** begin Dataset excerpts **

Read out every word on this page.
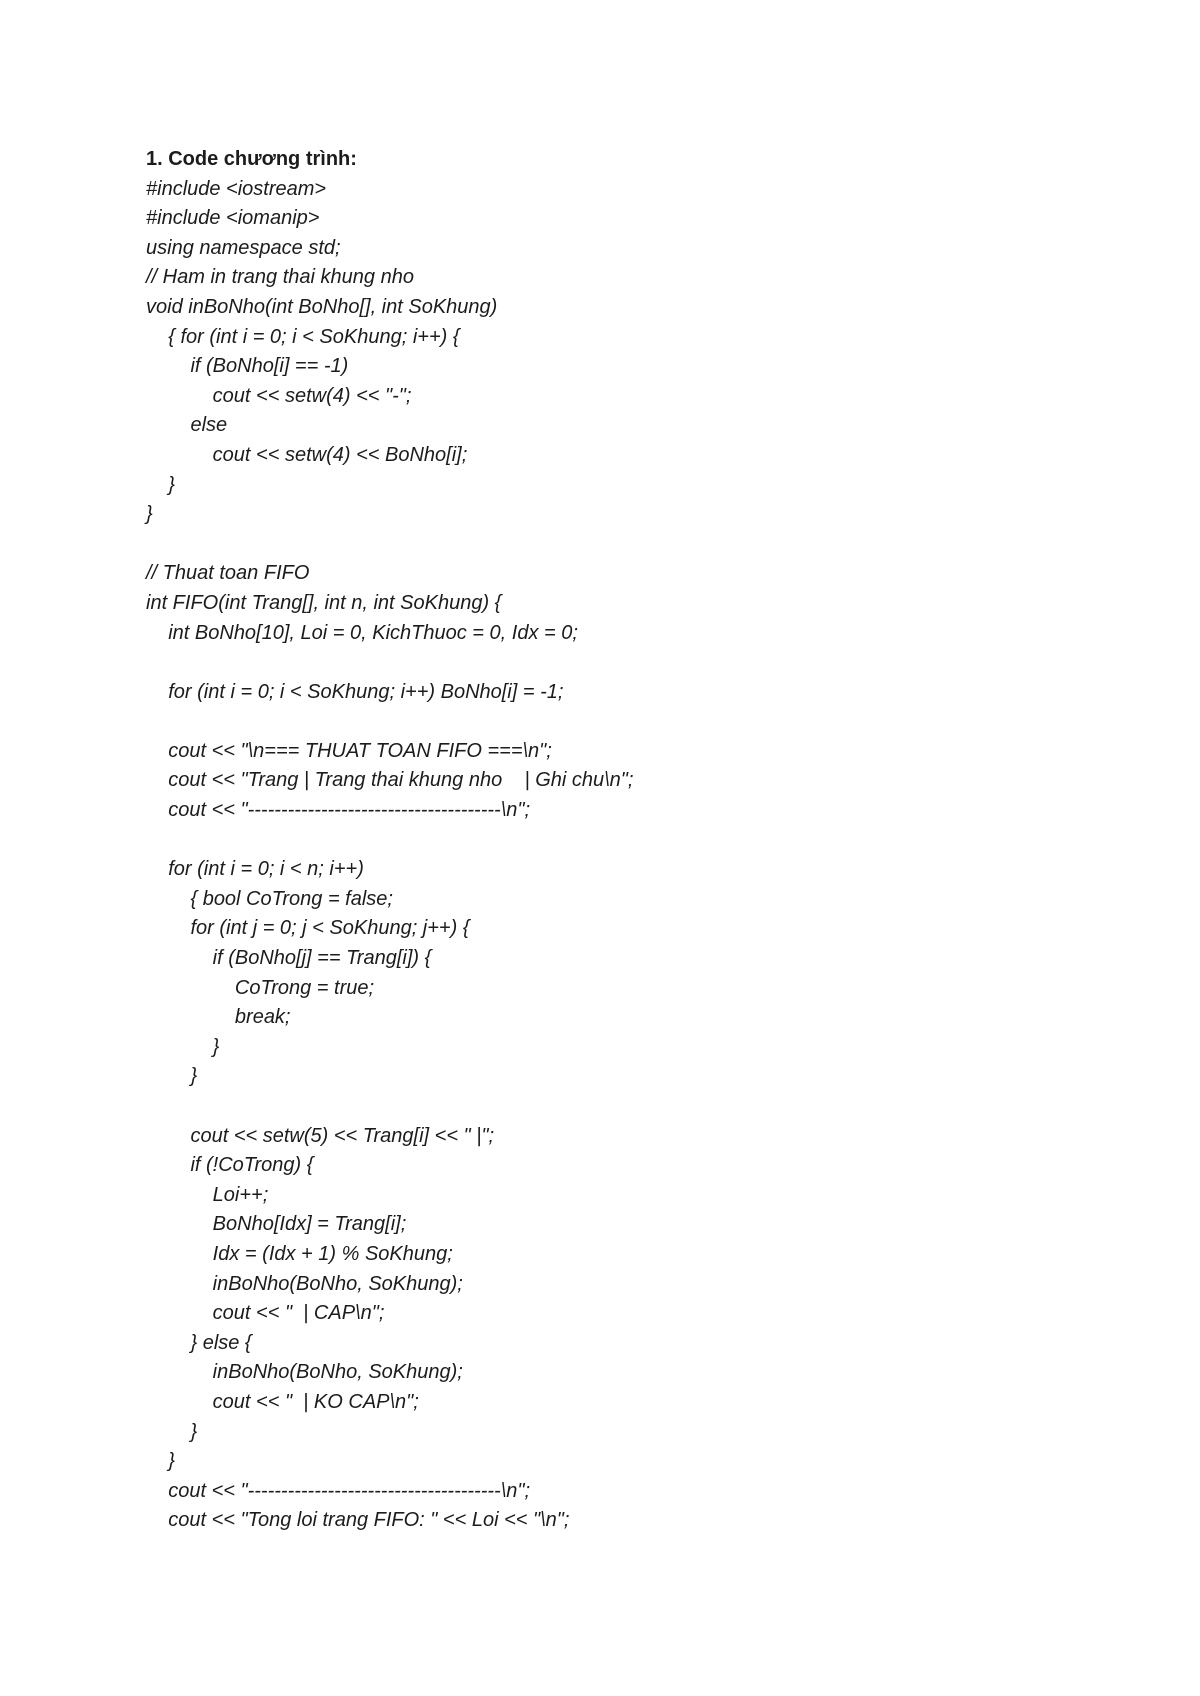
1. Code chương trình:
#include <iostream>
#include <iomanip>
using namespace std;
// Ham in trang thai khung nho
void inBoNho(int BoNho[], int SoKhung)
{ for (int i = 0; i < SoKhung; i++) {
if (BoNho[i] == -1)
cout << setw(4) << "-";
else
cout << setw(4) << BoNho[i];
}
}
// Thuat toan FIFO
int FIFO(int Trang[], int n, int SoKhung) {
int BoNho[10], Loi = 0, KichThuoc = 0, Idx = 0;
for (int i = 0; i < SoKhung; i++) BoNho[i] = -1;
cout << "\n=== THUAT TOAN FIFO ===\n";
cout << "Trang | Trang thai khung nho    | Ghi chu\n";
cout << "--------------------------------------\n";
for (int i = 0; i < n; i++)
{ bool CoTrong = false;
for (int j = 0; j < SoKhung; j++) {
if (BoNho[j] == Trang[i]) {
CoTrong = true;
break;
}
}
cout << setw(5) << Trang[i] << " |";
if (!CoTrong) {
Loi++;
BoNho[Idx] = Trang[i];
Idx = (Idx + 1) % SoKhung;
inBoNho(BoNho, SoKhung);
cout << "  | CAP\n";
} else {
inBoNho(BoNho, SoKhung);
cout << "  | KO CAP\n";
}
}
cout << "--------------------------------------\n";
cout << "Tong loi trang FIFO: " << Loi << "\n";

** end Dataset excerpts **

> [Set exercise]
Omit the pictures and output all of the other material exactly.

> [Response below]
Read out every word on this page.
1. Code chương trình:
#include <iostream>
#include <iomanip>
using namespace std;
// Ham in trang thai khung nho
void inBoNho(int BoNho[], int SoKhung)
{ for (int i = 0; i < SoKhung; i++) {
if (BoNho[i] == -1)
cout << setw(4) << "-";
else
cout << setw(4) << BoNho[i];
}
}
// Thuat toan FIFO
int FIFO(int Trang[], int n, int SoKhung) {
int BoNho[10], Loi = 0, KichThuoc = 0, Idx = 0;
for (int i = 0; i < SoKhung; i++) BoNho[i] = -1;
cout << "\n=== THUAT TOAN FIFO ===\n";
cout << "Trang | Trang thai khung nho    | Ghi chu\n";
cout << "--------------------------------------\n";
for (int i = 0; i < n; i++)
{ bool CoTrong = false;
for (int j = 0; j < SoKhung; j++) {
if (BoNho[j] == Trang[i]) {
CoTrong = true;
break;
}
}
cout << setw(5) << Trang[i] << " |";
if (!CoTrong) {
Loi++;
BoNho[Idx] = Trang[i];
Idx = (Idx + 1) % SoKhung;
inBoNho(BoNho, SoKhung);
cout << "  | CAP\n";
} else {
inBoNho(BoNho, SoKhung);
cout << "  | KO CAP\n";
}
}
cout << "--------------------------------------\n";
cout << "Tong loi trang FIFO: " << Loi << "\n";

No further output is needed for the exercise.